** Start of Text segment **
Extensive logging and monitoring of your service.
Intrusion detection systems and automatic attack responders (be careful with those - make sure you don't lock yourself out!).
We cannot really provide a more concrete answer unless you tell us what service you are providing, what restrictions you want to apply and what kind of attacks you are so worried about...
Sort of - as you mentioned, proxies are a risk, however it makes life a wee bit harder for the attacker so it is still worth using IP bans.
Monitor your logs, automate alerts and if attacks come from another IP - ban it too. If you make life hard enough for an attacker they may give up.

How secure is IP address filtering?

I'm planning to deploy an internal app that has sensitive data. I suggested that we put it on a machine that isn't exposed to the general internet, just our internal network. The I.T. department rejected this suggestion, saying it's not worth it to set aside a whole machine for one application. (The app has its own domain in case that's relevant, but I was told they can't block requests based on the URL.)
Inside the app I programmed it to only respect requests if they come from an internal I.P. address, otherwise it just shows a page saying "you can't look at this." Our internal addresses all have a distinct pattern, so I'm checking the request I.P. against a regex.
But I'm nervous about this strategy. It feels kind of janky to me. Is this reasonably secure?
IP filtering is better than nothing, but it's got two problems:
IP addresses can be spoofed.
If an internal machine is compromised (that includes a client workstation, e.g. via installation of a Trojan), then the attacker can use that as a jump host or proxy to attack your system.
If this is really sensitive data, it doesn't necessarily need a dedicated machine (though that is best practice), but you should at least authenticate your users somehow, and don't run less sensitive (and more easily attacked) apps on the same machine.
And if it is truly sensitive, get a security professional in to review what you're doing.
edit: incidentally, if you can, ditch the regex and use something like tcpwrappers or the firewalling features within the OS if it has any. Or, if you can have a different IP address for your app, use the firewall to block external access. (And if you have no firewall then you may as well give up and email your data to the attackers :-)
I would rather go with SSL and some certificates, or a simple username / password protection instead of IP filtering.
It depends exactly HOW secure you really need it to be.
I am assuming your server is externally hosted and not connected via a VPN. Therefore, you are checking that the requesting addresses for your HTTPS (you are using HTTPS, aren't you??) site are within your own organisation's networks.
Using a regex to match IP addresses sounds iffy, can't you just use a network/netmask like everyone else?
How secure does it really need to be? IP address spoofing is not easy, spoofed packets cannot be used to establish a HTTPS connection, unless they also manipulate upstream routers to enable the return packets to be redirected to the attacker.
** End of Text segment **
** Start of Entries shown **
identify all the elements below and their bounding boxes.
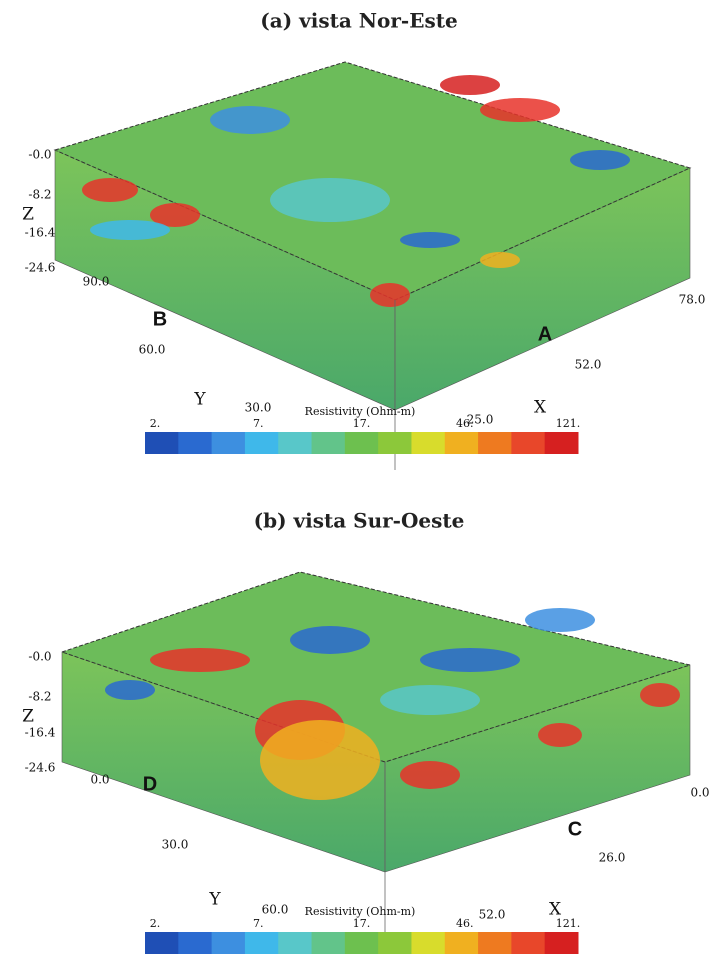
colorbar-swatch	[345, 432, 379, 454]
anomaly	[290, 626, 370, 654]
x-tick-label: 52.0	[479, 908, 506, 922]
anomaly	[150, 648, 250, 672]
colorbar-swatch	[545, 932, 579, 954]
anomaly	[270, 178, 390, 222]
colorbar-label: 17.	[353, 417, 371, 430]
z-tick-label: -24.6	[25, 261, 56, 275]
y-tick-label: 90.0	[83, 275, 110, 289]
anomaly	[370, 283, 410, 307]
anomaly	[525, 608, 595, 632]
anomaly	[640, 683, 680, 707]
colorbar-swatch	[145, 932, 179, 954]
z-tick-label: -16.4	[25, 726, 56, 740]
x-tick-label: 78.0	[679, 293, 706, 307]
anomaly	[210, 106, 290, 134]
colorbar-swatch	[178, 932, 212, 954]
colorbar-swatch	[445, 432, 479, 454]
anomaly	[480, 98, 560, 122]
z-axis-label: Z	[22, 707, 34, 727]
colorbar-label: 121.	[556, 417, 581, 430]
colorbar-swatch	[378, 432, 412, 454]
colorbar-swatch	[245, 932, 279, 954]
anomaly	[260, 720, 380, 800]
z-tick-label: -0.0	[28, 650, 51, 664]
z-tick-label: -8.2	[28, 690, 51, 704]
anomaly	[538, 723, 582, 747]
colorbar-swatch	[545, 432, 579, 454]
colorbar-swatch	[245, 432, 279, 454]
colorbar-swatch	[411, 432, 445, 454]
marker-label: D	[143, 773, 157, 795]
colorbar-label: 2.	[150, 917, 161, 930]
colorbar-label: 7.	[253, 917, 264, 930]
y-tick-label: 30.0	[162, 838, 189, 852]
colorbar-label: 46.	[456, 917, 474, 930]
anomaly	[82, 178, 138, 202]
marker-label: A	[538, 323, 552, 345]
colorbar-swatch	[145, 432, 179, 454]
colorbar-swatch	[312, 932, 346, 954]
panel-title: (b) vista Sur-Oeste	[254, 509, 465, 533]
colorbar-label: 46.	[456, 417, 474, 430]
anomaly	[480, 252, 520, 268]
z-tick-label: -0.0	[28, 148, 51, 162]
colorbar-label: 17.	[353, 917, 371, 930]
anomaly	[380, 685, 480, 715]
colorbar-swatch	[478, 932, 512, 954]
y-axis-label: Y	[208, 890, 221, 910]
y-tick-label: 60.0	[139, 343, 166, 357]
anomaly	[105, 680, 155, 700]
colorbar-swatch	[212, 932, 246, 954]
z-tick-label: -16.4	[25, 226, 56, 240]
colorbar-swatch	[312, 432, 346, 454]
colorbar-swatch	[212, 432, 246, 454]
colorbar-swatch	[378, 932, 412, 954]
panel-title: (a) vista Nor-Este	[260, 9, 457, 33]
anomaly	[400, 232, 460, 248]
y-tick-label: 60.0	[262, 903, 289, 917]
marker-label: B	[153, 308, 167, 330]
y-tick-label: 30.0	[245, 401, 272, 415]
x-tick-label: 26.0	[599, 851, 626, 865]
z-tick-label: -24.6	[25, 761, 56, 775]
y-tick-label: 0.0	[90, 773, 109, 787]
colorbar-swatch	[345, 932, 379, 954]
colorbar-label: 7.	[253, 417, 264, 430]
colorbar-swatch	[445, 932, 479, 954]
colorbar-swatch	[411, 932, 445, 954]
x-axis-label: X	[534, 398, 547, 418]
anomaly	[440, 75, 500, 95]
x-tick-label: 0.0	[690, 786, 709, 800]
anomaly	[400, 761, 460, 789]
colorbar-swatch	[278, 932, 312, 954]
z-axis-label: Z	[22, 205, 34, 225]
anomaly	[90, 220, 170, 240]
marker-label: C	[568, 818, 582, 840]
colorbar-label: 2.	[150, 417, 161, 430]
anomaly	[420, 648, 520, 672]
colorbar-swatch	[478, 432, 512, 454]
y-axis-label: Y	[193, 390, 206, 410]
z-tick-label: -8.2	[28, 188, 51, 202]
colorbar-label: 121.	[556, 917, 581, 930]
colorbar-swatch	[511, 432, 545, 454]
colorbar-swatch	[278, 432, 312, 454]
x-tick-label: 52.0	[575, 358, 602, 372]
colorbar-swatch	[178, 432, 212, 454]
figure: (a) vista Nor-Este -0.0 -8.2 -16.4 -24.6 90.0…	[0, 0, 718, 965]
colorbar-swatch	[511, 932, 545, 954]
anomaly	[570, 150, 630, 170]
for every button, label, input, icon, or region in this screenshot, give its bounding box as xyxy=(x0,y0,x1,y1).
** End of Entries shown **
Problem details
In the text on IP address filtering, write out the passage from "Intrusion detection systems" up to and including "using IP bans.".

Correct result
Intrusion detection systems and automatic attack responders (be careful with those - make sure you don't lock yourself out!).
We cannot really provide a more concrete answer unless you tell us what service you are providing, what restrictions you want to apply and what kind of attacks you are so worried about...
Sort of - as you mentioned, proxies are a risk, however it makes life a wee bit harder for the attacker so it is still worth using IP bans.